→ PASSAGE GIVEN

Some new findings on the "dead lock" in the previous issues #768

HashZhang · 2022-09-04T03:24:36Z

I have something different to share, and I think this is not a deadlock and it is a problem related to the eviction mechanism. We also observed the problem of almost all threads are waiting with the thread dump:

"XNIO-2 task-5" #329 prio=5 os_prio=0 cpu=56327.98ms elapsed=6392.53s tid=0x0000fffeac39b900 nid=0x18f waiting on condition  [0x0000fffd5b0b8000]
   java.lang.Thread.State: WAITING (parking)
	at jdk.internal.misc.Unsafe.park(java.base@17.0.2/Native Method)
	- parking to wait for  <0x00000006fc8bc8b0> (a java.util.concurrent.locks.ReentrantLock$NonfairSync)
	at java.util.concurrent.locks.LockSupport.park(java.base@17.0.2/LockSupport.java:211)
	at java.util.concurrent.locks.AbstractQueuedSynchronizer.acquire(java.base@17.0.2/AbstractQueuedSynchronizer.java:715)
	at java.util.concurrent.locks.AbstractQueuedSynchronizer.acquire(java.base@17.0.2/AbstractQueuedSynchronizer.java:938)
	at java.util.concurrent.locks.ReentrantLock$Sync.lock(java.base@17.0.2/ReentrantLock.java:153)
	at java.util.concurrent.locks.ReentrantLock.lock(java.base@17.0.2/ReentrantLock.java:322)
	at com.github.benmanes.caffeine.cache.BoundedLocalCache.performCleanUp(BoundedLocalCache.java:1458)
	at com.github.benmanes.caffeine.cache.BoundedLocalCache.afterWrite(BoundedLocalCache.java:1382)
	at com.github.benmanes.caffeine.cache.BoundedLocalCache.doComputeIfAbsent(BoundedLocalCache.java:2471)
	at com.github.benmanes.caffeine.cache.BoundedLocalCache.computeIfAbsent(BoundedLocalCache.java:2387)
	at com.github.benmanes.caffeine.cache.LocalCache.computeIfAbsent(LocalCache.java:108)
	at com.github.benmanes.caffeine.cache.LocalManualCache.get(LocalManualCache.java:62)
.......................................................

→ ENTRIES PROVIDED
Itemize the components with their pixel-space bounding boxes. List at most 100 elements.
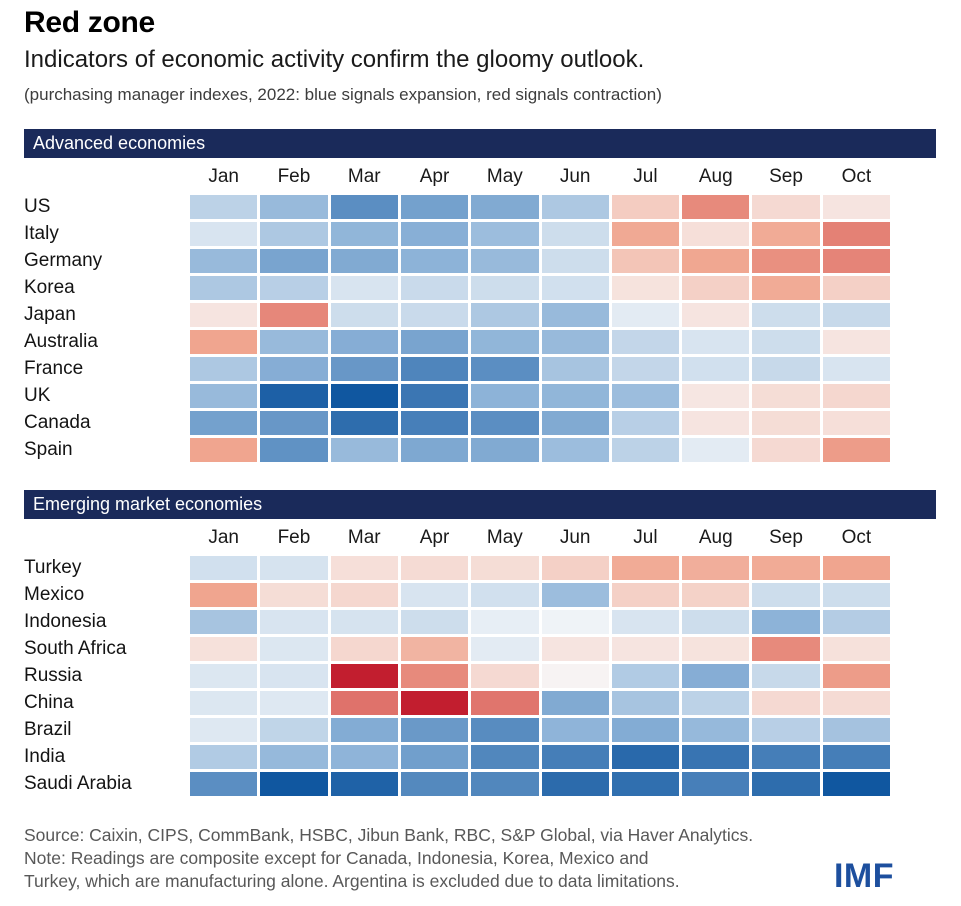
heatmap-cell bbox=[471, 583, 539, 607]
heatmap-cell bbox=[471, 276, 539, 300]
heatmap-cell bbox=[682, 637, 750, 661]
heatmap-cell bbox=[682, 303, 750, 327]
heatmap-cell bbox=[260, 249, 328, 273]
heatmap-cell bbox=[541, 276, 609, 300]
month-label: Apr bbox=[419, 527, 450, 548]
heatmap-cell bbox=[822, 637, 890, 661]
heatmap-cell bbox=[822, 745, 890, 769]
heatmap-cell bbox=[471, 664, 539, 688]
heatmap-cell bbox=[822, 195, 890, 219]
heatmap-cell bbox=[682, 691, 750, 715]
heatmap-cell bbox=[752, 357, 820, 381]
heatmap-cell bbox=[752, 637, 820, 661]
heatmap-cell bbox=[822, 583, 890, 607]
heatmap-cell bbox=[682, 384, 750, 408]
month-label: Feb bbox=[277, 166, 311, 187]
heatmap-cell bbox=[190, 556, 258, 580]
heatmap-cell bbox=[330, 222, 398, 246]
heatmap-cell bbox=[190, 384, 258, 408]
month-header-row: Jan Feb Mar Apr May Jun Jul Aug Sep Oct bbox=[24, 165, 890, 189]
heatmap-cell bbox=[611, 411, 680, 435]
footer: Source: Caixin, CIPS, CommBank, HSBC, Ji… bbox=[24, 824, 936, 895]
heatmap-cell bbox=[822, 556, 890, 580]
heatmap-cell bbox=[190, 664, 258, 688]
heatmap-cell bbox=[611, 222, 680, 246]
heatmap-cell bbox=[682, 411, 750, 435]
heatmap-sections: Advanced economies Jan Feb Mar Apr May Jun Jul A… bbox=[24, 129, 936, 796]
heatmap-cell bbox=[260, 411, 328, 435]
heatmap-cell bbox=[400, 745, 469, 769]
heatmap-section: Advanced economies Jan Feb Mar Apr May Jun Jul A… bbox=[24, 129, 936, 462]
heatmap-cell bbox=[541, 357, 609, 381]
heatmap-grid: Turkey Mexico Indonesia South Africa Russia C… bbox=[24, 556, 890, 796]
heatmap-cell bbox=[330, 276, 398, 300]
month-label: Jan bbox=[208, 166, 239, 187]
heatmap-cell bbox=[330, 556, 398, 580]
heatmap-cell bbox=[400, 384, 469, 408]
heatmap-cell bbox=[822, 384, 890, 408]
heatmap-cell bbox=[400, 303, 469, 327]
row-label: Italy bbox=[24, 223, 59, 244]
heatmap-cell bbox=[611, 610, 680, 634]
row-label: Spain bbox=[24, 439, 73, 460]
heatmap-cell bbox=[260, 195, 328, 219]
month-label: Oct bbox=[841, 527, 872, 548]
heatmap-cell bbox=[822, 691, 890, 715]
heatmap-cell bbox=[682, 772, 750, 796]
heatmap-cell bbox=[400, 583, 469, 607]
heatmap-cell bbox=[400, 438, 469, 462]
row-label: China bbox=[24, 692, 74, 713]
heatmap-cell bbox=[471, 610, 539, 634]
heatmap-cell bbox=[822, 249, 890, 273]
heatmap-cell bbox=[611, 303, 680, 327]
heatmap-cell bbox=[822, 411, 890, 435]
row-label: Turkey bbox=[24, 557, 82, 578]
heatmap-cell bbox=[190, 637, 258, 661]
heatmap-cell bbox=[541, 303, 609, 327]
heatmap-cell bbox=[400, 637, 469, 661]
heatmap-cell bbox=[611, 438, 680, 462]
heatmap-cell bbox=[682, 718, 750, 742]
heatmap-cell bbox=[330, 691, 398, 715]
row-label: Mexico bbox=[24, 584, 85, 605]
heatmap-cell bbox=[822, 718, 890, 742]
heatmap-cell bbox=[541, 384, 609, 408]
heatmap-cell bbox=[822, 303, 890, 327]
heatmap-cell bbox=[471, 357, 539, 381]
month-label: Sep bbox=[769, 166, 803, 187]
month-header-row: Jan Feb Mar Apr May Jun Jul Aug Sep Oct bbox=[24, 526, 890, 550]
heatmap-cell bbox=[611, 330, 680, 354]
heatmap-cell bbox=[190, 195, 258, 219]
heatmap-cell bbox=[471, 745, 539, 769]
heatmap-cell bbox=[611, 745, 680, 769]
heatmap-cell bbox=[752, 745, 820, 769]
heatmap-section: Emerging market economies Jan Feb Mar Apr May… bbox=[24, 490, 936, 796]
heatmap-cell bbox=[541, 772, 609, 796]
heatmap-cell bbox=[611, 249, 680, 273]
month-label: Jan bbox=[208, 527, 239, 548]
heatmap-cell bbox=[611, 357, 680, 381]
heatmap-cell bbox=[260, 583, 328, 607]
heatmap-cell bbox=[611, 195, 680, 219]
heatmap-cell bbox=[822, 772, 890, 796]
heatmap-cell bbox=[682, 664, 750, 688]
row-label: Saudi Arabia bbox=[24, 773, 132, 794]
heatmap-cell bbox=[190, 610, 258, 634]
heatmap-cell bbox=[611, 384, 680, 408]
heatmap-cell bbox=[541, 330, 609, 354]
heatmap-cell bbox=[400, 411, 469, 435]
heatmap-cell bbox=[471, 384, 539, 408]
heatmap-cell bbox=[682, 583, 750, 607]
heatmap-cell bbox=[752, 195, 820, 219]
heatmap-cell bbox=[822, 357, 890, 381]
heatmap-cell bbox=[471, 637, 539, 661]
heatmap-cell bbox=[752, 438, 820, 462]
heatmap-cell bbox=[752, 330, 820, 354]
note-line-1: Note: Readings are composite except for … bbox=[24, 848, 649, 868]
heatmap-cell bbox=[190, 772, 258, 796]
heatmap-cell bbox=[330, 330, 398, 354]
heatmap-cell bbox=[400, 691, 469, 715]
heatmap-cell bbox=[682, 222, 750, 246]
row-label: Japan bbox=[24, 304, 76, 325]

→ TASK
Copy the part of the Caffeine issue post starting at "Some new findings" and ending at "at jdk.internal.misc.Unsafe.park(java.base@17.0.2/Native Method)". The material is separate from the Caffeine issue post.

→ SOLUTION TO THE PROBLEM
Some new findings on the "dead lock" in the previous issues #768

HashZhang · 2022-09-04T03:24:36Z

I have something different to share, and I think this is not a deadlock and it is a problem related to the eviction mechanism. We also observed the problem of almost all threads are waiting with the thread dump:

"XNIO-2 task-5" #329 prio=5 os_prio=0 cpu=56327.98ms elapsed=6392.53s tid=0x0000fffeac39b900 nid=0x18f waiting on condition  [0x0000fffd5b0b8000]
   java.lang.Thread.State: WAITING (parking)
	at jdk.internal.misc.Unsafe.park(java.base@17.0.2/Native Method)